> _EXERCISE REQUIREMENTS_:
1) In the Kylin mailing-list thread, which configuration setting made the statistic come out right?
2) In the Kylin mailing-list thread, why is it hard to confirm that GTStreamAggregateScanner is reducing the inputs, and what check is suggested instead?
3) Carry on the Kylin mailing-list thread from its last sentence.

> _EXCERPTED PASSAGE_:
■ ■ ■ ■

Very glad that my reply is helpful, I already opened a JIRA to add logs for
"*GTStreamAggregateScanner*" and next time it would be much easier to
navigate this :).
cheney <53...@qq.com> 于2018年11月6日周二 下午11:57写道:
> Hi, JiaTao, thank you very much! The statis is right when I config "kylin.query.stream-aggregate-enabled=false".
> You are right. Records are pre-aggregated by GTStreamAggregateScanner.
>
>
> ------------------ 原始邮件 ------------------
> *发件人:* "JiaTao Tao"<ta...@gmail.com>;
> *发送时间:* 2018年11月6日(星期二) 晚上10:50
> *收件人:* "user"<us...@kylin.apache.org>;
> *主题:* Re: doubt about measure of processedRowCount
>
> One possible place I can find in the code is using
> *GTStreamAggregateScanne*r (in "*SegmentCubeTupleIterator.java#111"*).
> You can find it does do aggregate in
> *"GTStreamAggregateScanner.AbstractStreamMergeIterator#next*" so it'll
> reduce the inputs. But there's no log printing in this class as you can
> see, so it's pretty hard to confirm. Try
> "kylin.query.stream-aggregate-enabled=false" and run the scenario again to
> see any differences.
>
> cheney <53...@qq.com> 于2018年11月5日周一 下午6:55写道:
>
>> Yes. the log is as following.
>>
>> 2018-11-02 22:25:34,980 DEBUG [Query
>> 03ea4f21-29ed-4b74-8faa-c57ecd44f412-198914]
>> gtrecord.StorageResponseGTScatter:88 : Using
>> SortMergedPartitionResultIterator to merge 103 partition results
>> 2018-11-02 22:25:34,982 INFO [Query
>> 03ea4f21-29ed-4b74-8faa-c57ecd44f412-198914]
>> gtrecord.SequentialCubeTupleIterator:73 : Using Iterators.concat *to
>> merge segment results*
>> 2018-11-02 22:25:34,982 DEBUG [Query
>> 03ea4f21-29ed-4b74-8faa-c57ecd44f412-198914] enumerator.OLAPEnumerator:122
>> : return TupleIterator...
>> 2018-11-02 22:25:34,991 INFO [Query
>> 03ea4f21-29ed-4b74-8faa-c57ecd44f412-198914] service.QueryService:897 : *Processed
>> rows for each storageContext*: 366
>> 2018-11-02 22:25:34,991 INFO [Query
>> 03ea4f21-29ed-4b74-8faa-c57ecd44f412-198914] service.QueryService:422 :
>> Stats of SQL response: isException: false, duration: 20, *total scan
>> count 1552*
>>
>> Acoording the log, *valueA *= 366. *valueB*= (total scan count) 1552 -
>> (total Agrrated/filterd in hbase)270 = 1282
>> *valueB *is much larger than *valueA *.

■ ■ ■ ■

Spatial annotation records
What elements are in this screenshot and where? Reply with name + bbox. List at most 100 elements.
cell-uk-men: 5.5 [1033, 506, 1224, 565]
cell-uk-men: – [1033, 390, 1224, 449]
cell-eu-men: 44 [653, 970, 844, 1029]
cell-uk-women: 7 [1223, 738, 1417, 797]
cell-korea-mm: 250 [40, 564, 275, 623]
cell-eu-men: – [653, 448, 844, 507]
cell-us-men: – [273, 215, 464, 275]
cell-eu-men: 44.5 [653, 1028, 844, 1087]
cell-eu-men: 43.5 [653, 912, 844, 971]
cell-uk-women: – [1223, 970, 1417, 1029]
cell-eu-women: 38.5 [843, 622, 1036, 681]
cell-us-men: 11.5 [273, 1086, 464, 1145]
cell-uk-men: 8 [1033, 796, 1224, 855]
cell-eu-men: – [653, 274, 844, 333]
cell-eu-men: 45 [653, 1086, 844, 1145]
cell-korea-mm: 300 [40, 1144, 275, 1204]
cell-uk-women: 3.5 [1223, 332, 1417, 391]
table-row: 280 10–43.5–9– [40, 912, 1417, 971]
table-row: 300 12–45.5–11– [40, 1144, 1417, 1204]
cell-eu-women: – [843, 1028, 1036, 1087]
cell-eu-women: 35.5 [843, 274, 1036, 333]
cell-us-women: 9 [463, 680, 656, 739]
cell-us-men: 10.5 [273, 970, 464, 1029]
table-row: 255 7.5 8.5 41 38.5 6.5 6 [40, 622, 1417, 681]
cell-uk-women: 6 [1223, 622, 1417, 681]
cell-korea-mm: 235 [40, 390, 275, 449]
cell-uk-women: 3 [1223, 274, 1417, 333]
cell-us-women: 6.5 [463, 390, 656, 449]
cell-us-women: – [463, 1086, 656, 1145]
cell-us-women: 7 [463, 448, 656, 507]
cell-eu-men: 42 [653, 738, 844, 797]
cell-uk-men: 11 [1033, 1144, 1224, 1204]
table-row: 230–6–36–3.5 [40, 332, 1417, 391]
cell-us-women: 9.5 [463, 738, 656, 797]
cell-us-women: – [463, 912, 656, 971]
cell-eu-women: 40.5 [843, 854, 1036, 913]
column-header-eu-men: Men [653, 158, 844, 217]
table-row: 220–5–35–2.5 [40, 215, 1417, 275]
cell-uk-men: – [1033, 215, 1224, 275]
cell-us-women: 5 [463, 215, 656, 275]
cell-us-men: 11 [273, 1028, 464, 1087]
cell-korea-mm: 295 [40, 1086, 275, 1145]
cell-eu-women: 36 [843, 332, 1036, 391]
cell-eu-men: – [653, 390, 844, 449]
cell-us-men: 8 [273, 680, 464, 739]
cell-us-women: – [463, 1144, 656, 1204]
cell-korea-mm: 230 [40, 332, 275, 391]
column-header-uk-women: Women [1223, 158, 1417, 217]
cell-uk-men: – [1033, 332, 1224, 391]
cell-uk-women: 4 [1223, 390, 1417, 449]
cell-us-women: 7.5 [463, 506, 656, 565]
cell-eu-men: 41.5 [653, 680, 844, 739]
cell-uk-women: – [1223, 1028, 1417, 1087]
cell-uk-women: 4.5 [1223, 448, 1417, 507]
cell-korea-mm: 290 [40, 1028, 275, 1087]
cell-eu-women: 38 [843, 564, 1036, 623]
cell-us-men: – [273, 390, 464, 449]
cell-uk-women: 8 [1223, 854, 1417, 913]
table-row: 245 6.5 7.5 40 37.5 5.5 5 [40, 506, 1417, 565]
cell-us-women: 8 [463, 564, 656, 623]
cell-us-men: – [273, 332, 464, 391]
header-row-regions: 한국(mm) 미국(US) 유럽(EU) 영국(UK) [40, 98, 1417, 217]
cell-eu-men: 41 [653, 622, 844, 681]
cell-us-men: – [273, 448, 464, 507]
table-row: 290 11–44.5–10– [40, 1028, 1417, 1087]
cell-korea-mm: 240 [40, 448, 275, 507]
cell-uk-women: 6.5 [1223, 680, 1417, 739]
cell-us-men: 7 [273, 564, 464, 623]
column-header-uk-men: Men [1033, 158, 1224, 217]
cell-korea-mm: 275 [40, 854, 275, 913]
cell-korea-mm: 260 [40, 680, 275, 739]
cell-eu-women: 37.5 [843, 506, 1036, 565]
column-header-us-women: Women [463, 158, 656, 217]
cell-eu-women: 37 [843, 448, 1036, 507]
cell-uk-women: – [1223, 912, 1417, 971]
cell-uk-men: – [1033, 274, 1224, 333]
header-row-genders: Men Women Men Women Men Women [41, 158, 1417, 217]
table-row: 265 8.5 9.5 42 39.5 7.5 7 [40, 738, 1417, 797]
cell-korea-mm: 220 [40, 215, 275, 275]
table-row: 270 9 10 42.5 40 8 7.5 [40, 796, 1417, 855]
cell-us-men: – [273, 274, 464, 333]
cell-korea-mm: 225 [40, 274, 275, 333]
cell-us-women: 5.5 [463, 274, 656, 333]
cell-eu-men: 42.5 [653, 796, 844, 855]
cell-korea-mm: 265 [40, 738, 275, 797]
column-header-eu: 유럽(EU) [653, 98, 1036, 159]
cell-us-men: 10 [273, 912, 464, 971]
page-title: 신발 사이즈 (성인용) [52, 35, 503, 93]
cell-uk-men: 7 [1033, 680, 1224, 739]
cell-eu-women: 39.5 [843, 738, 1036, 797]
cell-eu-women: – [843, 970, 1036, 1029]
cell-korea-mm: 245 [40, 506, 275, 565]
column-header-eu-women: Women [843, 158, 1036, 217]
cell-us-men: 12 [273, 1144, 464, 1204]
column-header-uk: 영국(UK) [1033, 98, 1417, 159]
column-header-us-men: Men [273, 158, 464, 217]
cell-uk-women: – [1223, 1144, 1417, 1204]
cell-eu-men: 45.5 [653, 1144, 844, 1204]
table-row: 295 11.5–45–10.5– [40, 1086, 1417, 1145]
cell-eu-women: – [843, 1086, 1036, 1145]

■ ■ ■ ■

> _ANSWERS TO THE PROBLEMS_:
1) kylin.query.stream-aggregate-enabled=false

2) It is hard to confirm because the GTStreamAggregateScanner class prints no logs. The suggested check is to set "kylin.query.stream-aggregate-enabled=false" and run the scenario again to see whether anything differs.

3)
>>
>>
>>
>> ------------------ 原始邮件 ------------------
>> *发件人:* "JiaTao Tao"<ta...@gmail.com>;
>> *发送时间:* 2018年11月5日(星期一) 下午2:41
>> *收件人:* "user"<us...@kylin.apache.org>;
>> *主题:* Re: doubt about measure of processedRowCount
>>
>> Can you grep logs like "to merge segment results" in that scenario?
>>
>> cheney <53...@qq.com> 于2018年11月3日周六 下午4:15写道:
>>
>>> Thank your repling, .but I am sure there's only one OlapContext in the
>>> quey in my scenario.
>>> ---Original---
>>> *From:* "JiaTao Tao"<ta...@gmail.com>
>>> *Date:* Sat, Nov 3, 2018 10:42 AM
>>> *To:* "user"<us...@kylin.apache.org>;
>>> *Subject:* Re: doubt about measure of processedRowCount
>>>
>>> Maybe count all the *valueA *would be more appropriate, cuz maybe
>>> there's more than one OlapContext in the query ( one OlapContext correspond
>>> one storageContext ).
>>>
>>> There are two good blogs about Kylin's query engine, you may take a look
>>> :).
>>>
>>> https://blog.csdn.net/yu616568/article/details/50838504
>>>
>>> https://zhuanlan.zhihu.com/p/30613434
>>>
>>> cheney <53...@qq.com> 于2018年11月2日周五 下午11:10写道:
>>>
>>>> Hi, guys
>>>>
>>>> When I executed a sql in kylin, kylin server will log some log
>>>> about query statics. for example, The log is as following:
>>>>
>>>> "Processed rows for each storageContext: *valueA*". *valueA *is processedRowCount.
>>>>
>>>> What I understand is processedRowCount is the record rows
>>>> numbers returned by hbase.
>>>>
>>>> Hbase corprocessor will log region stats, including: "*Total
>>>> scanned row*","Total filtered/aggred row".
>>>>
>>>> For one region, final records returned by hbase = *Total scanned
>>>> row - *Total filtered/aggred row;
>>>> Suppose this query need to scan 10 region in hbase, we can get
>>>> every region stats. we can get all records *valueB *returned by hbase
>>>> by
>>>> suming every final records in 10 region.
>>>>
>>>> In general, *valueA *is equal to * valueB*, but *valueB *is much
>>>> larger than *valueA* in sometimes. Why?
>>>>
>>>>
>>>>
>>>
>>>
>>> --
>>>
>>>
>>> Regards!
>>>
>>> Aron Tao
>>>
>>
>>
>> --
>>
>>
>> Regards!
>>
>> Aron Tao
>>
>
>
> --
>
>
> Regards!
>
> Aron Tao
>
--
Regards!
Aron Tao
Re: doubt about measure of processedRowCount
Posted by JiaTao Tao <ta...@gmail.com>.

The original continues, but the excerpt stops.